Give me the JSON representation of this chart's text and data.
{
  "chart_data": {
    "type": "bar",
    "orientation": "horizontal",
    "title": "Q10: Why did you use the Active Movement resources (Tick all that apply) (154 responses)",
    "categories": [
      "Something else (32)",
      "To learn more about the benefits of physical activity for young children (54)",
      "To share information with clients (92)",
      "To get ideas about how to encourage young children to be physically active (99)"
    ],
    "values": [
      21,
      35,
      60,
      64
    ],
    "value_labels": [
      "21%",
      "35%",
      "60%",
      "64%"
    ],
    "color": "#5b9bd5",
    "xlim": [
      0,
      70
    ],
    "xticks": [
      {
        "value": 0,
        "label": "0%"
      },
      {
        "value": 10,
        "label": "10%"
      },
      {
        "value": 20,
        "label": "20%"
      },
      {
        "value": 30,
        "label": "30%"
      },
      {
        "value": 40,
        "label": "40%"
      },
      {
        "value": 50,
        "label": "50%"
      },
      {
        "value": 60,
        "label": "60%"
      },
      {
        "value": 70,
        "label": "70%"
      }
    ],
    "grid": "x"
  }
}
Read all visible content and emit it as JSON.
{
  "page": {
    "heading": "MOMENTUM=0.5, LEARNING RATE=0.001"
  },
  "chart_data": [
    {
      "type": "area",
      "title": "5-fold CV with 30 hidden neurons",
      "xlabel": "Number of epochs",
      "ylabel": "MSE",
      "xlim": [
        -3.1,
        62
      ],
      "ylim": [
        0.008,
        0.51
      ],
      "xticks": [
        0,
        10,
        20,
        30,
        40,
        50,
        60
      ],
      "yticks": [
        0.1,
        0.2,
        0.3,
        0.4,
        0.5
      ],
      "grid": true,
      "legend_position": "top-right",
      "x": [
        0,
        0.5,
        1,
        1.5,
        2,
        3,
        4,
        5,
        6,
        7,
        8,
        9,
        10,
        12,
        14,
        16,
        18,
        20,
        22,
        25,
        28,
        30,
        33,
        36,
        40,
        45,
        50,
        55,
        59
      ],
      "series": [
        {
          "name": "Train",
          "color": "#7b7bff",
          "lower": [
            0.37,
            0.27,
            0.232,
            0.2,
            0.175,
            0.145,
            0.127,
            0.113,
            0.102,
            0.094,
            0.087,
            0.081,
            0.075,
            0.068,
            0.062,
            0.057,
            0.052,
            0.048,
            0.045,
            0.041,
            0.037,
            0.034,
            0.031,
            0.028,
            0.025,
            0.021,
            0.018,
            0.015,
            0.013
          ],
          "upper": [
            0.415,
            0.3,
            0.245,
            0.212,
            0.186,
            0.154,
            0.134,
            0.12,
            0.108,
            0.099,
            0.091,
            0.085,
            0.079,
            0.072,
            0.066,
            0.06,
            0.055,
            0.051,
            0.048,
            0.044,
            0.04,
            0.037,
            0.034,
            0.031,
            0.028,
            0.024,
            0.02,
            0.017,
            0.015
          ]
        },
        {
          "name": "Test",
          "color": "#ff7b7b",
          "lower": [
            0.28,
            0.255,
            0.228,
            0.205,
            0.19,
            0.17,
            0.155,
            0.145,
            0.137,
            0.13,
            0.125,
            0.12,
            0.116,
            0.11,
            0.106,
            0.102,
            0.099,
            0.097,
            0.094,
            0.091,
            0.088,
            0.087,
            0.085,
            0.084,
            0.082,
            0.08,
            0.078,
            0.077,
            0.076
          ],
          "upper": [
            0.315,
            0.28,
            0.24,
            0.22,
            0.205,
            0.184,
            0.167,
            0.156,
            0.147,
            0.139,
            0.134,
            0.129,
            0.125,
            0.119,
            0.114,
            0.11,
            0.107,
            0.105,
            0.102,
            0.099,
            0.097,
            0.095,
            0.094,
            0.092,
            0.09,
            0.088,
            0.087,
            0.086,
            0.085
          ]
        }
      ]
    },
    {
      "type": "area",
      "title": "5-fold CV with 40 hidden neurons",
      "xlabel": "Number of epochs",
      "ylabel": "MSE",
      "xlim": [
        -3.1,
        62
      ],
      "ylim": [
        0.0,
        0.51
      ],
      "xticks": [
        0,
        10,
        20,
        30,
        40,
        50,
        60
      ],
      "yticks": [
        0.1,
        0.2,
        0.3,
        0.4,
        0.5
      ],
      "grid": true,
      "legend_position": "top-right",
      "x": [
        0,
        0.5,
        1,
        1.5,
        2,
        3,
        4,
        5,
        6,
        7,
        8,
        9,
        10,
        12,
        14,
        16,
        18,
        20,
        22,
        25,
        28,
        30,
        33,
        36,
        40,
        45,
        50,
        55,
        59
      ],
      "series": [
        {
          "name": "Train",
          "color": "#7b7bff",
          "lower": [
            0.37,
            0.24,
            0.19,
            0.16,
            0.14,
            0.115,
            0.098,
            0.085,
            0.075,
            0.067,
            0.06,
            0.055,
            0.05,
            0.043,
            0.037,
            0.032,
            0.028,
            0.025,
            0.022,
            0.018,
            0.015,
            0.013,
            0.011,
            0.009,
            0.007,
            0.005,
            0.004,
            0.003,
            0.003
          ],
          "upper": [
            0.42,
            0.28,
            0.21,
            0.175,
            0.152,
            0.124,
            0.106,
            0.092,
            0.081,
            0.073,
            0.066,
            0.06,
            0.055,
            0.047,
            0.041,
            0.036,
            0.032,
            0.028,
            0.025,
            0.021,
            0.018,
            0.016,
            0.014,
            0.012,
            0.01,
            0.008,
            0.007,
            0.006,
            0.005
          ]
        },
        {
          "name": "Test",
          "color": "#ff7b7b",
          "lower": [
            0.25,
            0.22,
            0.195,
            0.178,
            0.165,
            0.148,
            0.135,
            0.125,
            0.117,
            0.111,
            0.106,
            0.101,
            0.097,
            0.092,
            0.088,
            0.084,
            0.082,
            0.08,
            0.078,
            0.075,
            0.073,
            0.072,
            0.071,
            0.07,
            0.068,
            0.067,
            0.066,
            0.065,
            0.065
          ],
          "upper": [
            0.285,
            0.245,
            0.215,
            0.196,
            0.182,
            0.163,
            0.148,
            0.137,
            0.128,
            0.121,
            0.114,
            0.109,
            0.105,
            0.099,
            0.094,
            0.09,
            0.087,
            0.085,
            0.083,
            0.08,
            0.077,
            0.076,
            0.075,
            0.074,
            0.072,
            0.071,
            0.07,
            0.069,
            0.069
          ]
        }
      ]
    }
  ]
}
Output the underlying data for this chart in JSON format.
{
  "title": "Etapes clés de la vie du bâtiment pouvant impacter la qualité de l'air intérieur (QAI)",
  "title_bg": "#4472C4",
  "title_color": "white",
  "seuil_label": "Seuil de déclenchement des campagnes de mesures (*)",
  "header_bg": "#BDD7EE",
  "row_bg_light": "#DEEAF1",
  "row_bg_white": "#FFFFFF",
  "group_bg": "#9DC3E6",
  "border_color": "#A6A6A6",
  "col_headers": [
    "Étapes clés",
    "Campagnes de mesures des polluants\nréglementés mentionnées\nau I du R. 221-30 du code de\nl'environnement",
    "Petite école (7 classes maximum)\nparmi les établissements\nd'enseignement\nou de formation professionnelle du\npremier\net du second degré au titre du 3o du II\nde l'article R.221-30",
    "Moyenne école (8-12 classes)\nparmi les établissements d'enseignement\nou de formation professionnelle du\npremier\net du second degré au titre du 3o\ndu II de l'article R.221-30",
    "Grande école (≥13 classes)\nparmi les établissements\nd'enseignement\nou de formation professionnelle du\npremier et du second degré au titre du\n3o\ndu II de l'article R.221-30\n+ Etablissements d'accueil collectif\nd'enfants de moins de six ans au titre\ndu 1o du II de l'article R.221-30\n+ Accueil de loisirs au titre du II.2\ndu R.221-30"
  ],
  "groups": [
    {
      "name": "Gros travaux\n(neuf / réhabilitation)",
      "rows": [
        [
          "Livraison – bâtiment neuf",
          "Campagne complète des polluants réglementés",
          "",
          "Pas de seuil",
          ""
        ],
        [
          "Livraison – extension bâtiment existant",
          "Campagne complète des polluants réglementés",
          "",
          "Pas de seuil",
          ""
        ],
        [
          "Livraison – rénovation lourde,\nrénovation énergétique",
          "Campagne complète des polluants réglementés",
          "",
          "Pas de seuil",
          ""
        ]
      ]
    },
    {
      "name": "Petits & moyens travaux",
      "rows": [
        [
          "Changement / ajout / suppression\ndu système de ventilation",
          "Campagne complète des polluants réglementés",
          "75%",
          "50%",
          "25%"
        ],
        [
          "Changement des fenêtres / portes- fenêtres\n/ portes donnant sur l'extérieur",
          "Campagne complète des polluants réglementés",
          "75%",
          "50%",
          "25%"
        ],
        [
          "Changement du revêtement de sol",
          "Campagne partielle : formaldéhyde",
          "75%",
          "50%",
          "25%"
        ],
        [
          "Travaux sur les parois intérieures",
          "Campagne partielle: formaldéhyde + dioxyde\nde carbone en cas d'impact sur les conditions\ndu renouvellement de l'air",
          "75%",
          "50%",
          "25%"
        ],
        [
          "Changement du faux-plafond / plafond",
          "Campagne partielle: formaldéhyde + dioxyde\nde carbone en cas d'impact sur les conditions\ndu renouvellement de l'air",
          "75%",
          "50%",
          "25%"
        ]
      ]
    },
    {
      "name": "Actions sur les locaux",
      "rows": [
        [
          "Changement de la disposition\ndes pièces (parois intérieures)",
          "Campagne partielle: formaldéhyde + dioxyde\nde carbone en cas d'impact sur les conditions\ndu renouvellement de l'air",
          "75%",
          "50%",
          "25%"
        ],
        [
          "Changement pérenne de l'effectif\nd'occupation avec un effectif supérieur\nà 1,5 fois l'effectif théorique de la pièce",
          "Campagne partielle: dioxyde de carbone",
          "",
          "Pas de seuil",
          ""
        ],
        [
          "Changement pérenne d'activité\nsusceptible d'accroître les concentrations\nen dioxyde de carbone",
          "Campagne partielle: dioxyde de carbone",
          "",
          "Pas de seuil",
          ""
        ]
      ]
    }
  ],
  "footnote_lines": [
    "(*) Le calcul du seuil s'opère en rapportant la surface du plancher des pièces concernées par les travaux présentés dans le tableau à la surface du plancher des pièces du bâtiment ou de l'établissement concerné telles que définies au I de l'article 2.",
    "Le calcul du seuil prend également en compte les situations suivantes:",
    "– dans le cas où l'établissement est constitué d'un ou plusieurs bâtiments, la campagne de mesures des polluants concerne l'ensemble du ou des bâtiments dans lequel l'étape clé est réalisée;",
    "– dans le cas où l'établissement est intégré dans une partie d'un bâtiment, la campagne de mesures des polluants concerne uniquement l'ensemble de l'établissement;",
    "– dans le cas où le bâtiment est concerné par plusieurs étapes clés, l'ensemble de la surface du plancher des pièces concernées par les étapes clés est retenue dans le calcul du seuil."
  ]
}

* * *

EXERCISE BRIEF: How many lines in these entries contain the string "neuf"? State the number and nothing more.

OUTPUT OF THE TASK: 2